● Aim of the exercise
Skip the images and return the records below exactly.
....
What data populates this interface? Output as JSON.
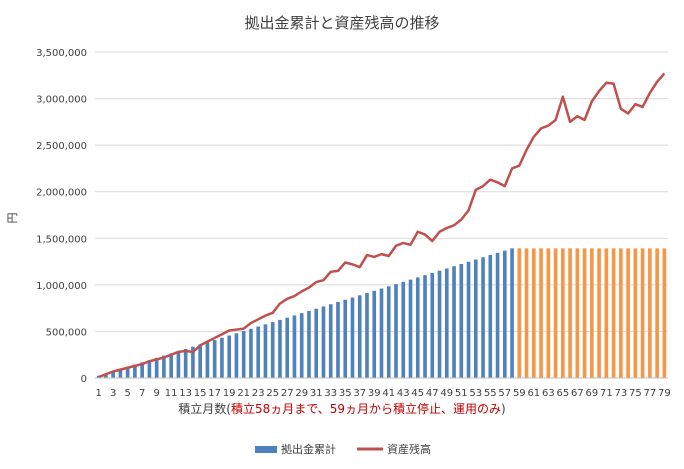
{
  "chart_data": {
    "type": "bar+line",
    "title": "拠出金累計と資産残高の推移",
    "ylabel": "円",
    "xlabel_prefix": "積立月数(",
    "xlabel_note": "積立58ヵ月まで、59ヵ月から積立停止、運用のみ",
    "xlabel_suffix": ")",
    "ylim": [
      0,
      3500000
    ],
    "yticks": [
      0,
      500000,
      1000000,
      1500000,
      2000000,
      2500000,
      3000000,
      3500000
    ],
    "ytick_labels": [
      "0",
      "500,000",
      "1,000,000",
      "1,500,000",
      "2,000,000",
      "2,500,000",
      "3,000,000",
      "3,500,000"
    ],
    "x": [
      1,
      2,
      3,
      4,
      5,
      6,
      7,
      8,
      9,
      10,
      11,
      12,
      13,
      14,
      15,
      16,
      17,
      18,
      19,
      20,
      21,
      22,
      23,
      24,
      25,
      26,
      27,
      28,
      29,
      30,
      31,
      32,
      33,
      34,
      35,
      36,
      37,
      38,
      39,
      40,
      41,
      42,
      43,
      44,
      45,
      46,
      47,
      48,
      49,
      50,
      51,
      52,
      53,
      54,
      55,
      56,
      57,
      58,
      59,
      60,
      61,
      62,
      63,
      64,
      65,
      66,
      67,
      68,
      69,
      70,
      71,
      72,
      73,
      74,
      75,
      76,
      77,
      78,
      79
    ],
    "xtick_labels_shown": [
      "1",
      "3",
      "5",
      "7",
      "9",
      "11",
      "13",
      "15",
      "17",
      "19",
      "21",
      "23",
      "25",
      "27",
      "29",
      "31",
      "33",
      "35",
      "37",
      "39",
      "41",
      "43",
      "45",
      "47",
      "49",
      "51",
      "53",
      "55",
      "57",
      "59",
      "61",
      "63",
      "65",
      "67",
      "69",
      "71",
      "73",
      "75",
      "77",
      "79"
    ],
    "grid": "horizontal",
    "legend_position": "bottom",
    "colors": {
      "contribution": "#4f81bd",
      "contribution_after": "#f79646",
      "assets": "#c0504d",
      "note": "#c00000"
    },
    "series": [
      {
        "name": "拠出金累計",
        "kind": "bar",
        "values": [
          24000,
          48000,
          72000,
          96000,
          120000,
          144000,
          168000,
          192000,
          216000,
          240000,
          264000,
          288000,
          312000,
          336000,
          360000,
          384000,
          408000,
          432000,
          456000,
          480000,
          504000,
          528000,
          552000,
          576000,
          600000,
          624000,
          648000,
          672000,
          696000,
          720000,
          744000,
          768000,
          792000,
          816000,
          840000,
          864000,
          888000,
          912000,
          936000,
          960000,
          984000,
          1008000,
          1032000,
          1056000,
          1080000,
          1104000,
          1128000,
          1152000,
          1176000,
          1200000,
          1224000,
          1248000,
          1272000,
          1296000,
          1320000,
          1344000,
          1368000,
          1392000,
          1392000,
          1392000,
          1392000,
          1392000,
          1392000,
          1392000,
          1392000,
          1392000,
          1392000,
          1392000,
          1392000,
          1392000,
          1392000,
          1392000,
          1392000,
          1392000,
          1392000,
          1392000,
          1392000,
          1392000,
          1392000
        ]
      },
      {
        "name": "資産残高",
        "kind": "line",
        "values": [
          10000,
          40000,
          70000,
          90000,
          110000,
          130000,
          150000,
          180000,
          200000,
          220000,
          250000,
          280000,
          290000,
          280000,
          350000,
          390000,
          430000,
          470000,
          510000,
          520000,
          530000,
          590000,
          630000,
          670000,
          700000,
          800000,
          850000,
          880000,
          930000,
          970000,
          1030000,
          1050000,
          1140000,
          1150000,
          1240000,
          1220000,
          1190000,
          1320000,
          1300000,
          1330000,
          1310000,
          1420000,
          1450000,
          1430000,
          1570000,
          1540000,
          1470000,
          1570000,
          1610000,
          1640000,
          1700000,
          1800000,
          2020000,
          2060000,
          2130000,
          2100000,
          2060000,
          2250000,
          2280000,
          2450000,
          2590000,
          2680000,
          2710000,
          2770000,
          3020000,
          2750000,
          2810000,
          2770000,
          2970000,
          3080000,
          3170000,
          3160000,
          2890000,
          2840000,
          2940000,
          2910000,
          3060000,
          3180000,
          3270000
        ]
      }
    ]
  }
}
....
● Completed task
What data populates this interface? Output as JSON.
{
  "chart_data": {
    "type": "bar+line",
    "title": "拠出金累計と資産残高の推移",
    "ylabel": "円",
    "xlabel_prefix": "積立月数(",
    "xlabel_note": "積立58ヵ月まで、59ヵ月から積立停止、運用のみ",
    "xlabel_suffix": ")",
    "ylim": [
      0,
      3500000
    ],
    "yticks": [
      0,
      500000,
      1000000,
      1500000,
      2000000,
      2500000,
      3000000,
      3500000
    ],
    "ytick_labels": [
      "0",
      "500,000",
      "1,000,000",
      "1,500,000",
      "2,000,000",
      "2,500,000",
      "3,000,000",
      "3,500,000"
    ],
    "x": [
      1,
      2,
      3,
      4,
      5,
      6,
      7,
      8,
      9,
      10,
      11,
      12,
      13,
      14,
      15,
      16,
      17,
      18,
      19,
      20,
      21,
      22,
      23,
      24,
      25,
      26,
      27,
      28,
      29,
      30,
      31,
      32,
      33,
      34,
      35,
      36,
      37,
      38,
      39,
      40,
      41,
      42,
      43,
      44,
      45,
      46,
      47,
      48,
      49,
      50,
      51,
      52,
      53,
      54,
      55,
      56,
      57,
      58,
      59,
      60,
      61,
      62,
      63,
      64,
      65,
      66,
      67,
      68,
      69,
      70,
      71,
      72,
      73,
      74,
      75,
      76,
      77,
      78,
      79
    ],
    "xtick_labels_shown": [
      "1",
      "3",
      "5",
      "7",
      "9",
      "11",
      "13",
      "15",
      "17",
      "19",
      "21",
      "23",
      "25",
      "27",
      "29",
      "31",
      "33",
      "35",
      "37",
      "39",
      "41",
      "43",
      "45",
      "47",
      "49",
      "51",
      "53",
      "55",
      "57",
      "59",
      "61",
      "63",
      "65",
      "67",
      "69",
      "71",
      "73",
      "75",
      "77",
      "79"
    ],
    "grid": "horizontal",
    "legend_position": "bottom",
    "colors": {
      "contribution": "#4f81bd",
      "contribution_after": "#f79646",
      "assets": "#c0504d",
      "note": "#c00000"
    },
    "series": [
      {
        "name": "拠出金累計",
        "kind": "bar",
        "values": [
          24000,
          48000,
          72000,
          96000,
          120000,
          144000,
          168000,
          192000,
          216000,
          240000,
          264000,
          288000,
          312000,
          336000,
          360000,
          384000,
          408000,
          432000,
          456000,
          480000,
          504000,
          528000,
          552000,
          576000,
          600000,
          624000,
          648000,
          672000,
          696000,
          720000,
          744000,
          768000,
          792000,
          816000,
          840000,
          864000,
          888000,
          912000,
          936000,
          960000,
          984000,
          1008000,
          1032000,
          1056000,
          1080000,
          1104000,
          1128000,
          1152000,
          1176000,
          1200000,
          1224000,
          1248000,
          1272000,
          1296000,
          1320000,
          1344000,
          1368000,
          1392000,
          1392000,
          1392000,
          1392000,
          1392000,
          1392000,
          1392000,
          1392000,
          1392000,
          1392000,
          1392000,
          1392000,
          1392000,
          1392000,
          1392000,
          1392000,
          1392000,
          1392000,
          1392000,
          1392000,
          1392000,
          1392000
        ]
      },
      {
        "name": "資産残高",
        "kind": "line",
        "values": [
          10000,
          40000,
          70000,
          90000,
          110000,
          130000,
          150000,
          180000,
          200000,
          220000,
          250000,
          280000,
          290000,
          280000,
          350000,
          390000,
          430000,
          470000,
          510000,
          520000,
          530000,
          590000,
          630000,
          670000,
          700000,
          800000,
          850000,
          880000,
          930000,
          970000,
          1030000,
          1050000,
          1140000,
          1150000,
          1240000,
          1220000,
          1190000,
          1320000,
          1300000,
          1330000,
          1310000,
          1420000,
          1450000,
          1430000,
          1570000,
          1540000,
          1470000,
          1570000,
          1610000,
          1640000,
          1700000,
          1800000,
          2020000,
          2060000,
          2130000,
          2100000,
          2060000,
          2250000,
          2280000,
          2450000,
          2590000,
          2680000,
          2710000,
          2770000,
          3020000,
          2750000,
          2810000,
          2770000,
          2970000,
          3080000,
          3170000,
          3160000,
          2890000,
          2840000,
          2940000,
          2910000,
          3060000,
          3180000,
          3270000
        ]
      }
    ]
  }
}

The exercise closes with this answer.